● DIRECTIVE
All of the data that follows should be retyped exactly, please, except the pictures.

● DATA FOR THE TASK
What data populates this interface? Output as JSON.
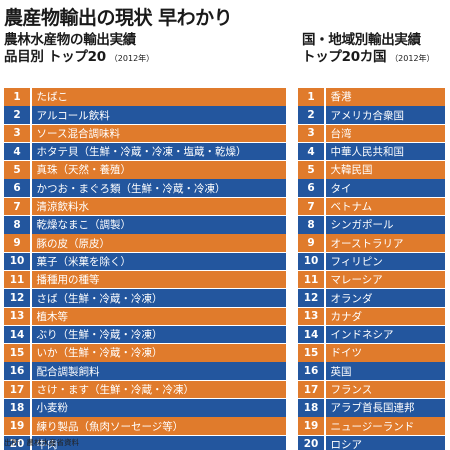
{
  "title": "農産物輸出の現状 早わかり",
  "left_heading": {
    "line1": "農林水産物の輸出実績",
    "line2": "品目別 トップ20",
    "year": "（2012年）"
  },
  "right_heading": {
    "line1": "国・地域別輸出実績",
    "line2": "トップ20カ国",
    "year": "（2012年）"
  },
  "colors": {
    "orange": "#e07b2c",
    "blue": "#23569e"
  },
  "items": [
    {
      "rank": "1",
      "name": "たばこ"
    },
    {
      "rank": "2",
      "name": "アルコール飲料"
    },
    {
      "rank": "3",
      "name": "ソース混合調味料"
    },
    {
      "rank": "4",
      "name": "ホタテ貝（生鮮・冷蔵・冷凍・塩蔵・乾燥）"
    },
    {
      "rank": "5",
      "name": "真珠（天然・養殖）"
    },
    {
      "rank": "6",
      "name": "かつお・まぐろ類（生鮮・冷蔵・冷凍）"
    },
    {
      "rank": "7",
      "name": "清涼飲料水"
    },
    {
      "rank": "8",
      "name": "乾燥なまこ（調製）"
    },
    {
      "rank": "9",
      "name": "豚の皮（原皮）"
    },
    {
      "rank": "10",
      "name": "菓子（米菓を除く）"
    },
    {
      "rank": "11",
      "name": "播種用の種等"
    },
    {
      "rank": "12",
      "name": "さば（生鮮・冷蔵・冷凍）"
    },
    {
      "rank": "13",
      "name": "植木等"
    },
    {
      "rank": "14",
      "name": "ぶり（生鮮・冷蔵・冷凍）"
    },
    {
      "rank": "15",
      "name": "いか（生鮮・冷蔵・冷凍）"
    },
    {
      "rank": "16",
      "name": "配合調製飼料"
    },
    {
      "rank": "17",
      "name": "さけ・ます（生鮮・冷蔵・冷凍）"
    },
    {
      "rank": "18",
      "name": "小麦粉"
    },
    {
      "rank": "19",
      "name": "練り製品（魚肉ソーセージ等）"
    },
    {
      "rank": "20",
      "name": "牛肉"
    }
  ],
  "countries": [
    {
      "rank": "1",
      "name": "香港"
    },
    {
      "rank": "2",
      "name": "アメリカ合衆国"
    },
    {
      "rank": "3",
      "name": "台湾"
    },
    {
      "rank": "4",
      "name": "中華人民共和国"
    },
    {
      "rank": "5",
      "name": "大韓民国"
    },
    {
      "rank": "6",
      "name": "タイ"
    },
    {
      "rank": "7",
      "name": "ベトナム"
    },
    {
      "rank": "8",
      "name": "シンガポール"
    },
    {
      "rank": "9",
      "name": "オーストラリア"
    },
    {
      "rank": "10",
      "name": "フィリピン"
    },
    {
      "rank": "11",
      "name": "マレーシア"
    },
    {
      "rank": "12",
      "name": "オランダ"
    },
    {
      "rank": "13",
      "name": "カナダ"
    },
    {
      "rank": "14",
      "name": "インドネシア"
    },
    {
      "rank": "15",
      "name": "ドイツ"
    },
    {
      "rank": "16",
      "name": "英国"
    },
    {
      "rank": "17",
      "name": "フランス"
    },
    {
      "rank": "18",
      "name": "アラブ首長国連邦"
    },
    {
      "rank": "19",
      "name": "ニュージーランド"
    },
    {
      "rank": "20",
      "name": "ロシア"
    }
  ],
  "source": "出所：農林水産省資料"
}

● SOLUTION FOR THIS TASK
What data populates this interface? Output as JSON.
{
  "title": "農産物輸出の現状 早わかり",
  "left_heading": {
    "line1": "農林水産物の輸出実績",
    "line2": "品目別 トップ20",
    "year": "（2012年）"
  },
  "right_heading": {
    "line1": "国・地域別輸出実績",
    "line2": "トップ20カ国",
    "year": "（2012年）"
  },
  "colors": {
    "orange": "#e07b2c",
    "blue": "#23569e"
  },
  "items": [
    {
      "rank": "1",
      "name": "たばこ"
    },
    {
      "rank": "2",
      "name": "アルコール飲料"
    },
    {
      "rank": "3",
      "name": "ソース混合調味料"
    },
    {
      "rank": "4",
      "name": "ホタテ貝（生鮮・冷蔵・冷凍・塩蔵・乾燥）"
    },
    {
      "rank": "5",
      "name": "真珠（天然・養殖）"
    },
    {
      "rank": "6",
      "name": "かつお・まぐろ類（生鮮・冷蔵・冷凍）"
    },
    {
      "rank": "7",
      "name": "清涼飲料水"
    },
    {
      "rank": "8",
      "name": "乾燥なまこ（調製）"
    },
    {
      "rank": "9",
      "name": "豚の皮（原皮）"
    },
    {
      "rank": "10",
      "name": "菓子（米菓を除く）"
    },
    {
      "rank": "11",
      "name": "播種用の種等"
    },
    {
      "rank": "12",
      "name": "さば（生鮮・冷蔵・冷凍）"
    },
    {
      "rank": "13",
      "name": "植木等"
    },
    {
      "rank": "14",
      "name": "ぶり（生鮮・冷蔵・冷凍）"
    },
    {
      "rank": "15",
      "name": "いか（生鮮・冷蔵・冷凍）"
    },
    {
      "rank": "16",
      "name": "配合調製飼料"
    },
    {
      "rank": "17",
      "name": "さけ・ます（生鮮・冷蔵・冷凍）"
    },
    {
      "rank": "18",
      "name": "小麦粉"
    },
    {
      "rank": "19",
      "name": "練り製品（魚肉ソーセージ等）"
    },
    {
      "rank": "20",
      "name": "牛肉"
    }
  ],
  "countries": [
    {
      "rank": "1",
      "name": "香港"
    },
    {
      "rank": "2",
      "name": "アメリカ合衆国"
    },
    {
      "rank": "3",
      "name": "台湾"
    },
    {
      "rank": "4",
      "name": "中華人民共和国"
    },
    {
      "rank": "5",
      "name": "大韓民国"
    },
    {
      "rank": "6",
      "name": "タイ"
    },
    {
      "rank": "7",
      "name": "ベトナム"
    },
    {
      "rank": "8",
      "name": "シンガポール"
    },
    {
      "rank": "9",
      "name": "オーストラリア"
    },
    {
      "rank": "10",
      "name": "フィリピン"
    },
    {
      "rank": "11",
      "name": "マレーシア"
    },
    {
      "rank": "12",
      "name": "オランダ"
    },
    {
      "rank": "13",
      "name": "カナダ"
    },
    {
      "rank": "14",
      "name": "インドネシア"
    },
    {
      "rank": "15",
      "name": "ドイツ"
    },
    {
      "rank": "16",
      "name": "英国"
    },
    {
      "rank": "17",
      "name": "フランス"
    },
    {
      "rank": "18",
      "name": "アラブ首長国連邦"
    },
    {
      "rank": "19",
      "name": "ニュージーランド"
    },
    {
      "rank": "20",
      "name": "ロシア"
    }
  ],
  "source": "出所：農林水産省資料"
}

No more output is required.